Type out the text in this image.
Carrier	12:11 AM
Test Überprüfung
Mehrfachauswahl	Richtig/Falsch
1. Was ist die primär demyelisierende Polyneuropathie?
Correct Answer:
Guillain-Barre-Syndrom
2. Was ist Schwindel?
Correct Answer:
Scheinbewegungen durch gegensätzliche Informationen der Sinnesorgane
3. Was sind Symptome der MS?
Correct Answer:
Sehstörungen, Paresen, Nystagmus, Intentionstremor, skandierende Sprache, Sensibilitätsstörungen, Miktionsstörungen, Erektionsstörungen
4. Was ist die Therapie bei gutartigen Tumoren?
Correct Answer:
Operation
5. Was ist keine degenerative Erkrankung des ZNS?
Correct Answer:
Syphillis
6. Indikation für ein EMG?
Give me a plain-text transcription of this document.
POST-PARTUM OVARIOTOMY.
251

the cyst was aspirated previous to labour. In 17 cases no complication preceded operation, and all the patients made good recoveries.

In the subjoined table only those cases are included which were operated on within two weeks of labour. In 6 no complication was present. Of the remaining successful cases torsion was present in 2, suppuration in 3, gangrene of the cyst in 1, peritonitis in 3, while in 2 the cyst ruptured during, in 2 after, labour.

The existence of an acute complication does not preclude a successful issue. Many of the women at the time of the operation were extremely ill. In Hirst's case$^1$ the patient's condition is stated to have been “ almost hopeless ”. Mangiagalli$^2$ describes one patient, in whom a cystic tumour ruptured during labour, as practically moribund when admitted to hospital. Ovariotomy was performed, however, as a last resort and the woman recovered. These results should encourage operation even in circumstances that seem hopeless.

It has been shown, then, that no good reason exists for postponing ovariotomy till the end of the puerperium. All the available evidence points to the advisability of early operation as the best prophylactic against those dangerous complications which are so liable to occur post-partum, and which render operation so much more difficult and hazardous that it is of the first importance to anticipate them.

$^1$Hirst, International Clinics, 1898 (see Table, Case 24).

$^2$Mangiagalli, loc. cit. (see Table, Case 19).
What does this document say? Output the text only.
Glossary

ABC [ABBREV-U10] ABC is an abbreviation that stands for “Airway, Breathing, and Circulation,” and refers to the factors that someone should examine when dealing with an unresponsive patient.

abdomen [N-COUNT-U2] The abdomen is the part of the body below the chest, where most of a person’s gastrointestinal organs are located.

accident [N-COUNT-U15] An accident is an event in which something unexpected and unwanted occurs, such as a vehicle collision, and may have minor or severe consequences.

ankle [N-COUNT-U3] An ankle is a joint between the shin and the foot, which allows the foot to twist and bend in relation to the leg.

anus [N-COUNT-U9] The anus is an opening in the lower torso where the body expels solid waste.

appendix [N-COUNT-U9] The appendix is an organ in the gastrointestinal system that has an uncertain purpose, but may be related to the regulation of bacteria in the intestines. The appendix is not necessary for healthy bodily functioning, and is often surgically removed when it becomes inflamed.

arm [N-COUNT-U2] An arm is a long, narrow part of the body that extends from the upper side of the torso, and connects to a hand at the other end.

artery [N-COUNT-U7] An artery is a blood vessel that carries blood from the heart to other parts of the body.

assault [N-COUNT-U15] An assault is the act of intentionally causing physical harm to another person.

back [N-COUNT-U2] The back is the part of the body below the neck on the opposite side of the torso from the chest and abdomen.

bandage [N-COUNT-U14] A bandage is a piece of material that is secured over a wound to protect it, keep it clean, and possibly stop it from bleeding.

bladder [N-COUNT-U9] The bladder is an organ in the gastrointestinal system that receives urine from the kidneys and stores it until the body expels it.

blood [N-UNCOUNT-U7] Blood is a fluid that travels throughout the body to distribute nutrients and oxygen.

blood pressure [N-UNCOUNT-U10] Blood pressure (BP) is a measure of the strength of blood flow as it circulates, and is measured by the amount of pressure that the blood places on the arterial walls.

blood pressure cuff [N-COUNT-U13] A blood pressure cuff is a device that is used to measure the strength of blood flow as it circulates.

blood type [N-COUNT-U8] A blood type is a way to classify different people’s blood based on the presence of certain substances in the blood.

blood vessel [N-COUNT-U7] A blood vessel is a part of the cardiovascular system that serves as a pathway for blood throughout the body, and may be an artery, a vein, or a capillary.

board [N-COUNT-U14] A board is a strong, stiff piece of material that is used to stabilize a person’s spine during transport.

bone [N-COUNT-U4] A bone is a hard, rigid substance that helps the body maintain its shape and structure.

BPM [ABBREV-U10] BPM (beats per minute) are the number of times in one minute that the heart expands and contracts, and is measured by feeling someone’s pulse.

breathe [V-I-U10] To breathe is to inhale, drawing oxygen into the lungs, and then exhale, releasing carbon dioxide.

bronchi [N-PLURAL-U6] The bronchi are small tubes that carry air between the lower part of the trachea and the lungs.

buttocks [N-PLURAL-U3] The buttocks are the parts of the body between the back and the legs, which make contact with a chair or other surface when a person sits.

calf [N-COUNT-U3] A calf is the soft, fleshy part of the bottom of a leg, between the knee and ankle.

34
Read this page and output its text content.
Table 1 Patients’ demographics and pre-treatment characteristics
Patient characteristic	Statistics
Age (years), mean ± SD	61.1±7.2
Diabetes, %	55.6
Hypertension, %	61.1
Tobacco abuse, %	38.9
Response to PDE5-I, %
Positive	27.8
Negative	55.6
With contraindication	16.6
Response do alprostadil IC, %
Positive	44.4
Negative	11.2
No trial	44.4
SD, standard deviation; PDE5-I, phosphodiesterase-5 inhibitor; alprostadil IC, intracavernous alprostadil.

==================================================

**Work order:** Type the records again in full, matching them exactly.

**Task result:**
Type out the text in this image.
Carrier	12:11 AM
Test Überprüfung
Mehrfachauswahl	Richtig/Falsch
1. Was ist die primär demyelisierende Polyneuropathie?
Correct Answer:
Guillain-Barre-Syndrom
2. Was ist Schwindel?
Correct Answer:
Scheinbewegungen durch gegensätzliche Informationen der Sinnesorgane
3. Was sind Symptome der MS?
Correct Answer:
Sehstörungen, Paresen, Nystagmus, Intentionstremor, skandierende Sprache, Sensibilitätsstörungen, Miktionsstörungen, Erektionsstörungen
4. Was ist die Therapie bei gutartigen Tumoren?
Correct Answer:
Operation
5. Was ist keine degenerative Erkrankung des ZNS?
Correct Answer:
Syphillis
6. Indikation für ein EMG?
Give me a plain-text transcription of this document.
POST-PARTUM OVARIOTOMY.
251

the cyst was aspirated previous to labour. In 17 cases no complication preceded operation, and all the patients made good recoveries.

In the subjoined table only those cases are included which were operated on within two weeks of labour. In 6 no complication was present. Of the remaining successful cases torsion was present in 2, suppuration in 3, gangrene of the cyst in 1, peritonitis in 3, while in 2 the cyst ruptured during, in 2 after, labour.

The existence of an acute complication does not preclude a successful issue. Many of the women at the time of the operation were extremely ill. In Hirst's case$^1$ the patient's condition is stated to have been “ almost hopeless ”. Mangiagalli$^2$ describes one patient, in whom a cystic tumour ruptured during labour, as practically moribund when admitted to hospital. Ovariotomy was performed, however, as a last resort and the woman recovered. These results should encourage operation even in circumstances that seem hopeless.

It has been shown, then, that no good reason exists for postponing ovariotomy till the end of the puerperium. All the available evidence points to the advisability of early operation as the best prophylactic against those dangerous complications which are so liable to occur post-partum, and which render operation so much more difficult and hazardous that it is of the first importance to anticipate them.

$^1$Hirst, International Clinics, 1898 (see Table, Case 24).

$^2$Mangiagalli, loc. cit. (see Table, Case 19).
What does this document say? Output the text only.
Glossary

ABC [ABBREV-U10] ABC is an abbreviation that stands for “Airway, Breathing, and Circulation,” and refers to the factors that someone should examine when dealing with an unresponsive patient.

abdomen [N-COUNT-U2] The abdomen is the part of the body below the chest, where most of a person’s gastrointestinal organs are located.

accident [N-COUNT-U15] An accident is an event in which something unexpected and unwanted occurs, such as a vehicle collision, and may have minor or severe consequences.

ankle [N-COUNT-U3] An ankle is a joint between the shin and the foot, which allows the foot to twist and bend in relation to the leg.

anus [N-COUNT-U9] The anus is an opening in the lower torso where the body expels solid waste.

appendix [N-COUNT-U9] The appendix is an organ in the gastrointestinal system that has an uncertain purpose, but may be related to the regulation of bacteria in the intestines. The appendix is not necessary for healthy bodily functioning, and is often surgically removed when it becomes inflamed.

arm [N-COUNT-U2] An arm is a long, narrow part of the body that extends from the upper side of the torso, and connects to a hand at the other end.

artery [N-COUNT-U7] An artery is a blood vessel that carries blood from the heart to other parts of the body.

assault [N-COUNT-U15] An assault is the act of intentionally causing physical harm to another person.

back [N-COUNT-U2] The back is the part of the body below the neck on the opposite side of the torso from the chest and abdomen.

bandage [N-COUNT-U14] A bandage is a piece of material that is secured over a wound to protect it, keep it clean, and possibly stop it from bleeding.

bladder [N-COUNT-U9] The bladder is an organ in the gastrointestinal system that receives urine from the kidneys and stores it until the body expels it.

blood [N-UNCOUNT-U7] Blood is a fluid that travels throughout the body to distribute nutrients and oxygen.

blood pressure [N-UNCOUNT-U10] Blood pressure (BP) is a measure of the strength of blood flow as it circulates, and is measured by the amount of pressure that the blood places on the arterial walls.

blood pressure cuff [N-COUNT-U13] A blood pressure cuff is a device that is used to measure the strength of blood flow as it circulates.

blood type [N-COUNT-U8] A blood type is a way to classify different people’s blood based on the presence of certain substances in the blood.

blood vessel [N-COUNT-U7] A blood vessel is a part of the cardiovascular system that serves as a pathway for blood throughout the body, and may be an artery, a vein, or a capillary.

board [N-COUNT-U14] A board is a strong, stiff piece of material that is used to stabilize a person’s spine during transport.

bone [N-COUNT-U4] A bone is a hard, rigid substance that helps the body maintain its shape and structure.

BPM [ABBREV-U10] BPM (beats per minute) are the number of times in one minute that the heart expands and contracts, and is measured by feeling someone’s pulse.

breathe [V-I-U10] To breathe is to inhale, drawing oxygen into the lungs, and then exhale, releasing carbon dioxide.

bronchi [N-PLURAL-U6] The bronchi are small tubes that carry air between the lower part of the trachea and the lungs.

buttocks [N-PLURAL-U3] The buttocks are the parts of the body between the back and the legs, which make contact with a chair or other surface when a person sits.

calf [N-COUNT-U3] A calf is the soft, fleshy part of the bottom of a leg, between the knee and ankle.

34
Read this page and output its text content.
Table 1 Patients’ demographics and pre-treatment characteristics
Patient characteristic	Statistics
Age (years), mean ± SD	61.1±7.2
Diabetes, %	55.6
Hypertension, %	61.1
Tobacco abuse, %	38.9
Response to PDE5-I, %
Positive	27.8
Negative	55.6
With contraindication	16.6
Response do alprostadil IC, %
Positive	44.4
Negative	11.2
No trial	44.4
SD, standard deviation; PDE5-I, phosphodiesterase-5 inhibitor; alprostadil IC, intracavernous alprostadil.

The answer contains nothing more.